● Requirements:
Transcribe the records below exactly, leaving out any pictures.

+-------+

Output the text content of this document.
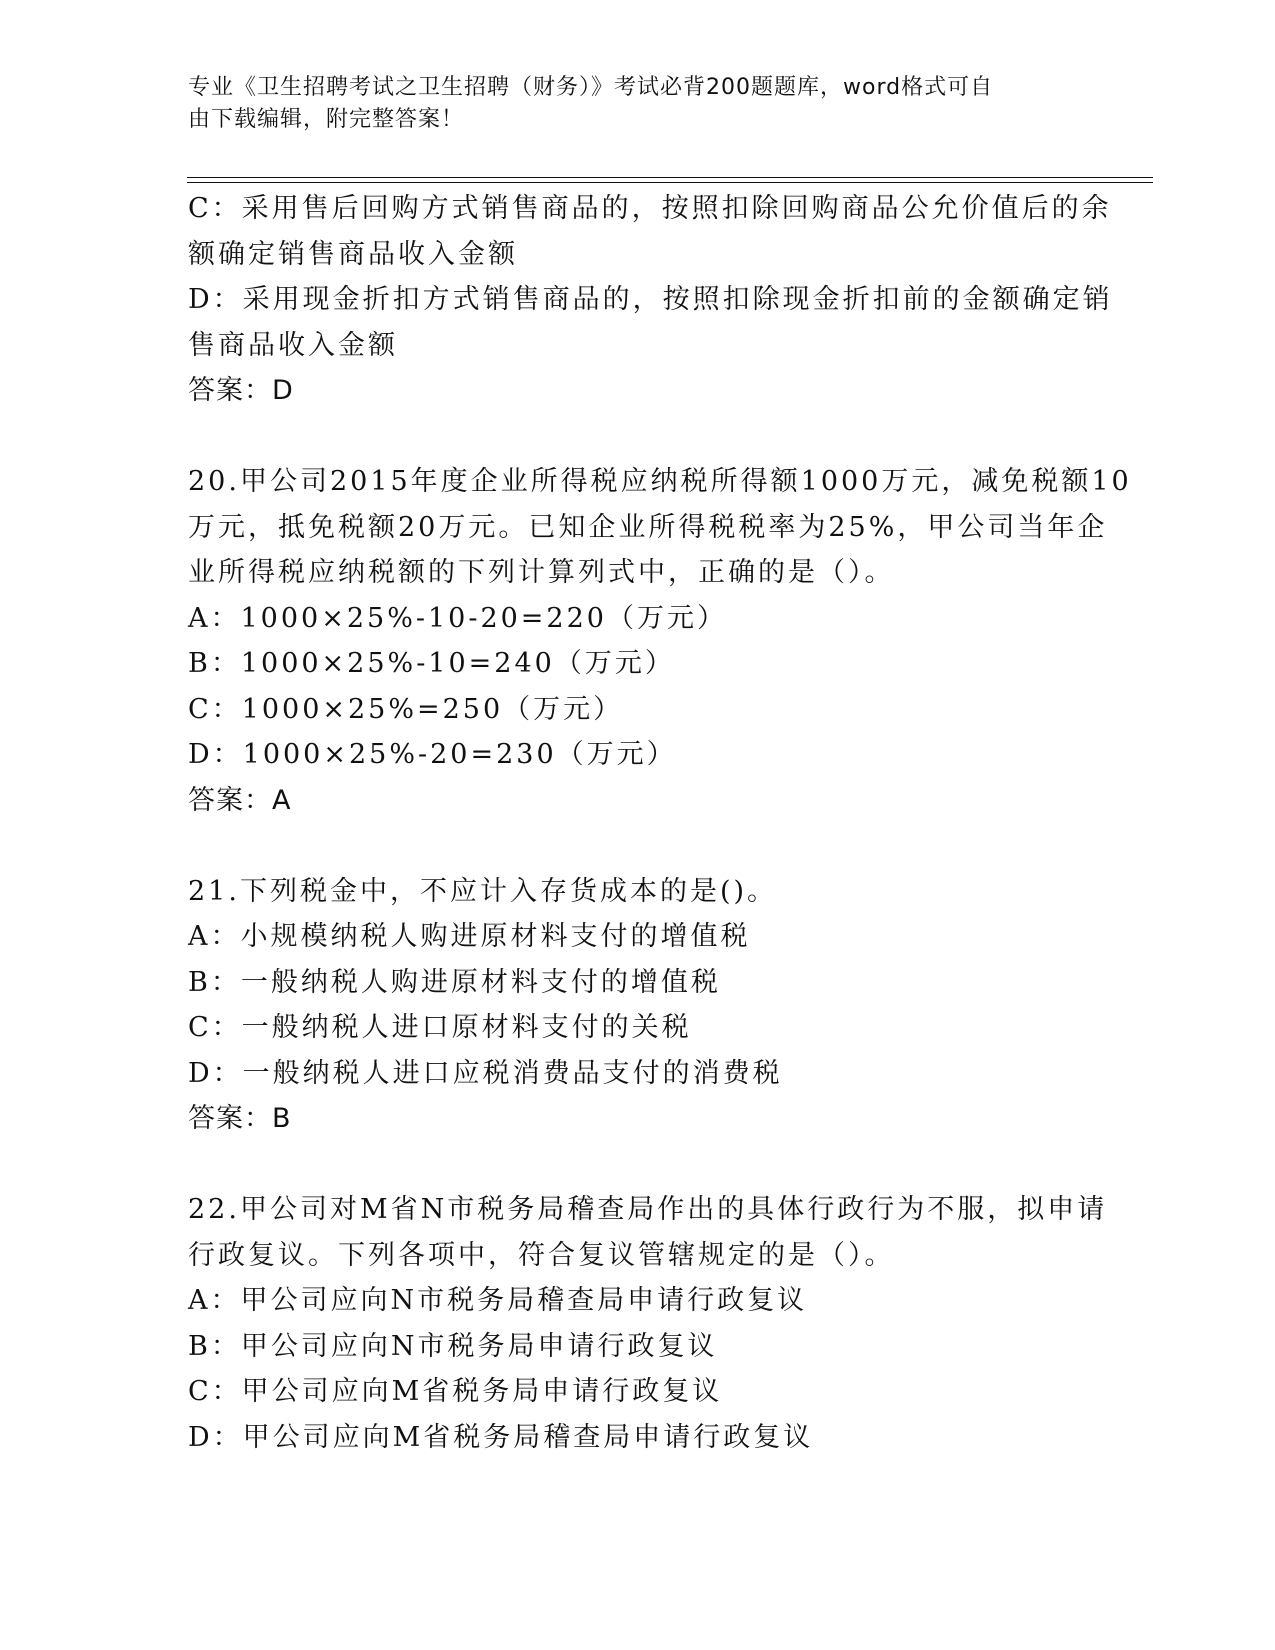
专业《卫生招聘考试之卫生招聘（财务）》考试必背200题题库，word格式可自
由下载编辑，附完整答案！
C：采用售后回购方式销售商品的，按照扣除回购商品公允价值后的余
额确定销售商品收入金额
D：采用现金折扣方式销售商品的，按照扣除现金折扣前的金额确定销
售商品收入金额
答案：D
20.甲公司2015年度企业所得税应纳税所得额1000万元，减免税额10
万元，抵免税额20万元。已知企业所得税税率为25%，甲公司当年企
业所得税应纳税额的下列计算列式中，正确的是（）。
A：1000×25%-10-20=220（万元）
B：1000×25%-10=240（万元）
C：1000×25%=250（万元）
D：1000×25%-20=230（万元）
答案：A
21.下列税金中，不应计入存货成本的是()。
A：小规模纳税人购进原材料支付的增值税
B：一般纳税人购进原材料支付的增值税
C：一般纳税人进口原材料支付的关税
D：一般纳税人进口应税消费品支付的消费税
答案：B
22.甲公司对M省N市税务局稽查局作出的具体行政行为不服，拟申请
行政复议。下列各项中，符合复议管辖规定的是（）。
A：甲公司应向N市税务局稽查局申请行政复议
B：甲公司应向N市税务局申请行政复议
C：甲公司应向M省税务局申请行政复议
D：甲公司应向M省税务局稽查局申请行政复议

+-------+

● Answer below:
Output the text content of this document.
专业《卫生招聘考试之卫生招聘（财务）》考试必背200题题库，word格式可自
由下载编辑，附完整答案！
C：采用售后回购方式销售商品的，按照扣除回购商品公允价值后的余
额确定销售商品收入金额
D：采用现金折扣方式销售商品的，按照扣除现金折扣前的金额确定销
售商品收入金额
答案：D
20.甲公司2015年度企业所得税应纳税所得额1000万元，减免税额10
万元，抵免税额20万元。已知企业所得税税率为25%，甲公司当年企
业所得税应纳税额的下列计算列式中，正确的是（）。
A：1000×25%-10-20=220（万元）
B：1000×25%-10=240（万元）
C：1000×25%=250（万元）
D：1000×25%-20=230（万元）
答案：A
21.下列税金中，不应计入存货成本的是()。
A：小规模纳税人购进原材料支付的增值税
B：一般纳税人购进原材料支付的增值税
C：一般纳税人进口原材料支付的关税
D：一般纳税人进口应税消费品支付的消费税
答案：B
22.甲公司对M省N市税务局稽查局作出的具体行政行为不服，拟申请
行政复议。下列各项中，符合复议管辖规定的是（）。
A：甲公司应向N市税务局稽查局申请行政复议
B：甲公司应向N市税务局申请行政复议
C：甲公司应向M省税务局申请行政复议
D：甲公司应向M省税务局稽查局申请行政复议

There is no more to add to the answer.